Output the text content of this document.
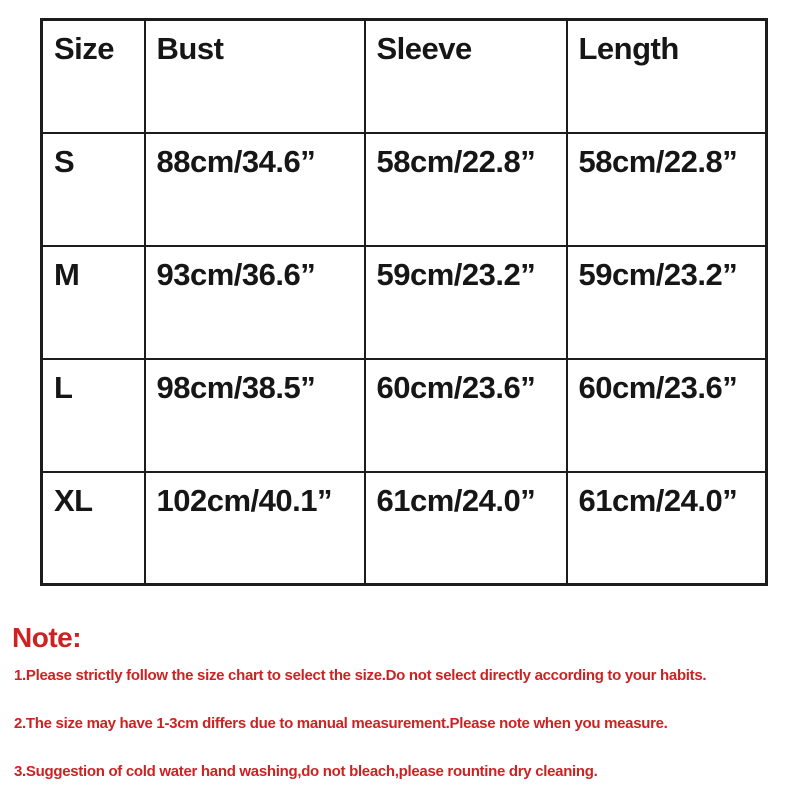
Size	Bust	Sleeve	Length
S	88cm/34.6”	58cm/22.8”	58cm/22.8”
M	93cm/36.6”	59cm/23.2”	59cm/23.2”
L	98cm/38.5”	60cm/23.6”	60cm/23.6”
XL	102cm/40.1”	61cm/24.0”	61cm/24.0”
Note:

1.Please strictly follow the size chart to select the size.Do not select directly according to your habits.

2.The size may have 1-3cm differs due to manual measurement.Please note when you measure.

3.Suggestion of cold water hand washing,do not bleach,please rountine dry cleaning.
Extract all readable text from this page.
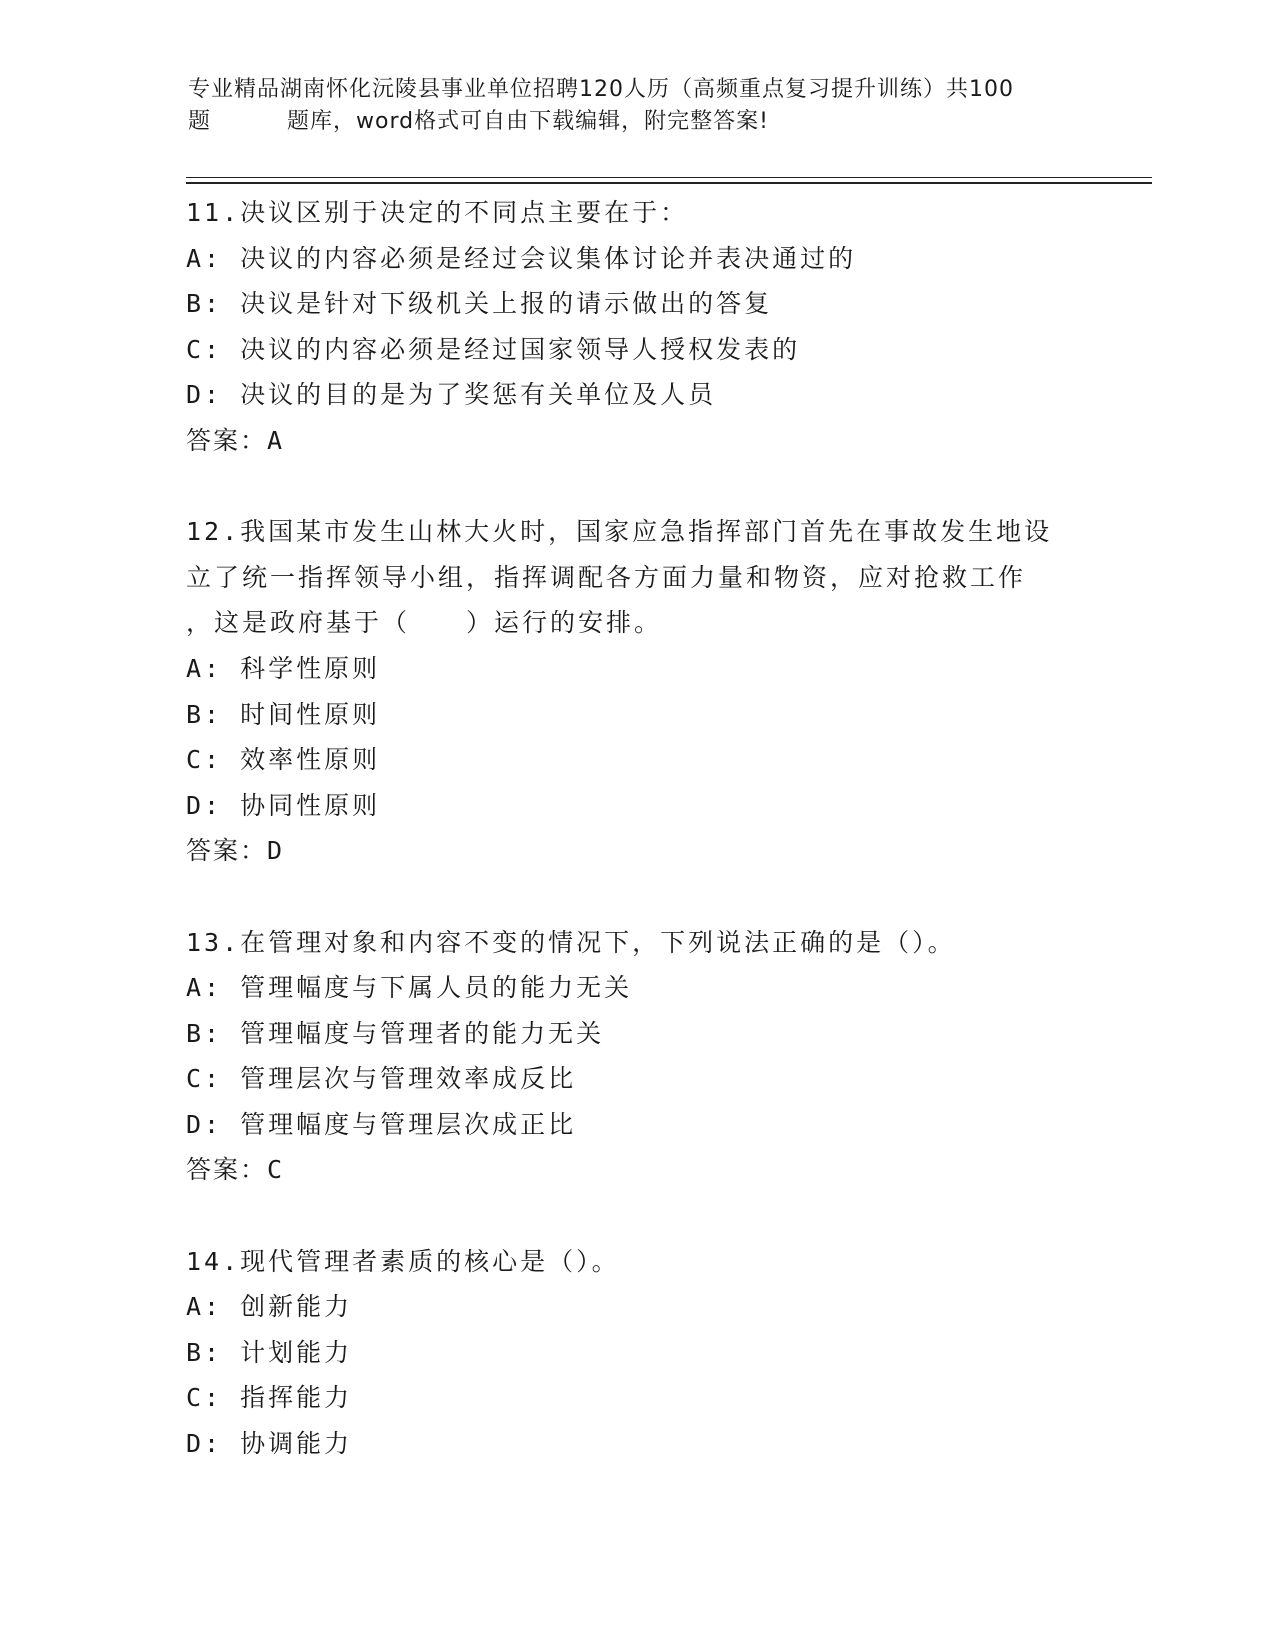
专业精品湖南怀化沅陵县事业单位招聘120人历（高频重点复习提升训练）共100
题	题库，word格式可自由下载编辑，附完整答案!
11.决议区别于决定的不同点主要在于：
A: 决议的内容必须是经过会议集体讨论并表决通过的
B: 决议是针对下级机关上报的请示做出的答复
C: 决议的内容必须是经过国家领导人授权发表的
D: 决议的目的是为了奖惩有关单位及人员
答案：A
12.我国某市发生山林大火时，国家应急指挥部门首先在事故发生地设
立了统一指挥领导小组，指挥调配各方面力量和物资，应对抢救工作
，这是政府基于（　　）运行的安排。
A: 科学性原则
B: 时间性原则
C: 效率性原则
D: 协同性原则
答案：D
13.在管理对象和内容不变的情况下，下列说法正确的是（）。
A: 管理幅度与下属人员的能力无关
B: 管理幅度与管理者的能力无关
C: 管理层次与管理效率成反比
D: 管理幅度与管理层次成正比
答案：C
14.现代管理者素质的核心是（）。
A: 创新能力
B: 计划能力
C: 指挥能力
D: 协调能力
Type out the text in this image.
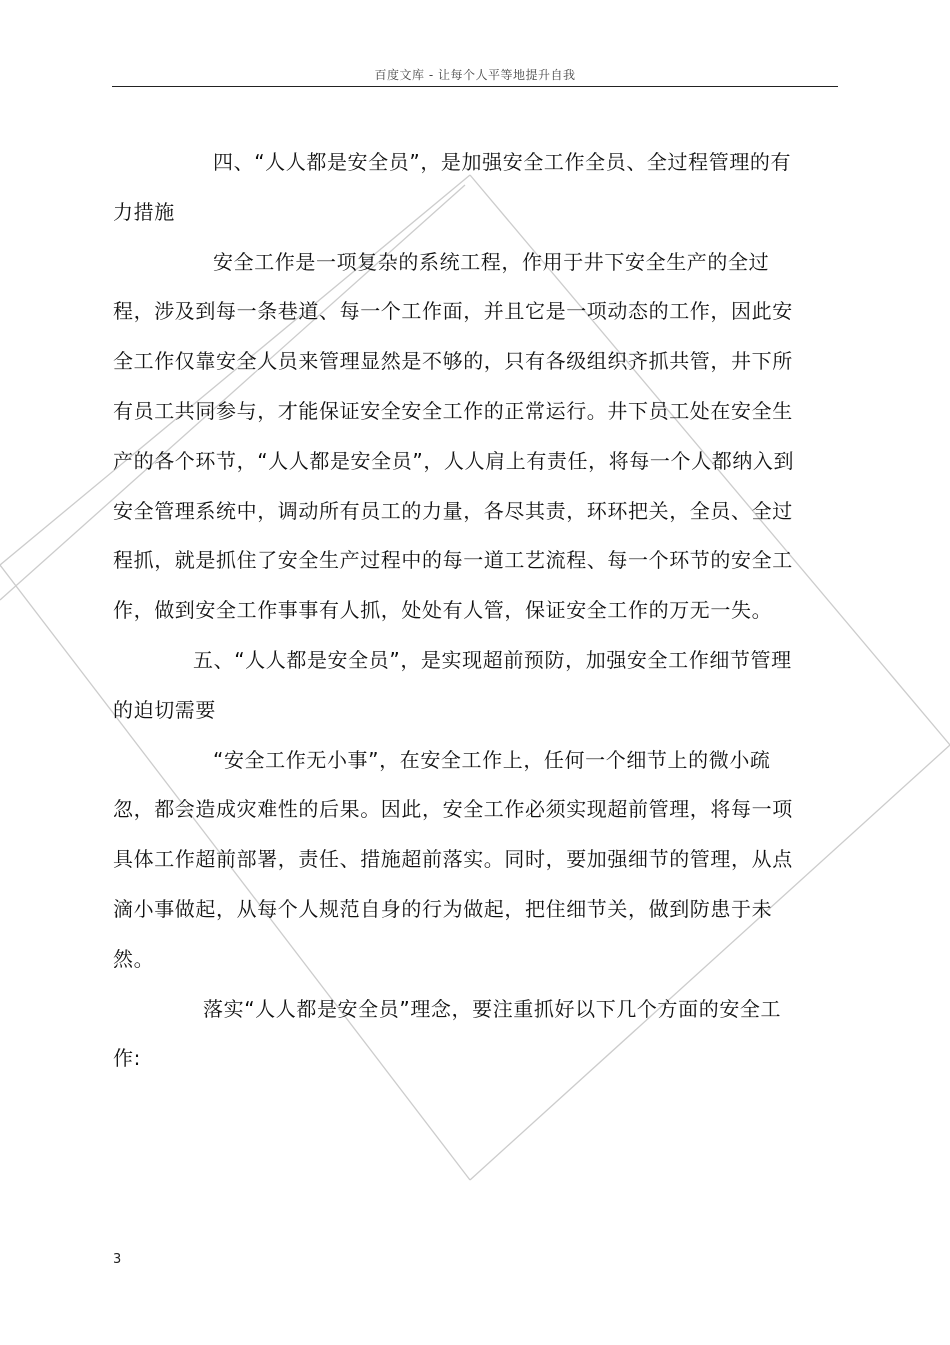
百度文库 - 让每个人平等地提升自我

四、“人人都是安全员”，是加强安全工作全员、全过程管理的有力措施

安全工作是一项复杂的系统工程，作用于井下安全生产的全过程，涉及到每一条巷道、每一个工作面，并且它是一项动态的工作，因此安全工作仅靠安全人员来管理显然是不够的，只有各级组织齐抓共管，井下所有员工共同参与，才能保证安全安全工作的正常运行。井下员工处在安全生产的各个环节，“人人都是安全员”，人人肩上有责任，将每一个人都纳入到安全管理系统中，调动所有员工的力量，各尽其责，环环把关，全员、全过程抓，就是抓住了安全生产过程中的每一道工艺流程、每一个环节的安全工作，做到安全工作事事有人抓，处处有人管，保证安全工作的万无一失。

五、“人人都是安全员”，是实现超前预防，加强安全工作细节管理的迫切需要

“安全工作无小事”，在安全工作上，任何一个细节上的微小疏忽，都会造成灾难性的后果。因此，安全工作必须实现超前管理，将每一项具体工作超前部署，责任、措施超前落实。同时，要加强细节的管理，从点滴小事做起，从每个人规范自身的行为做起，把住细节关，做到防患于未然。

落实“人人都是安全员”理念，要注重抓好以下几个方面的安全工作:

3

____________________

• _WHAT IS EXPECTED_
Looking at the listing above, how many of its lines contain the string "人人都是安全员"? Give the number alone.

• _REPLY_
4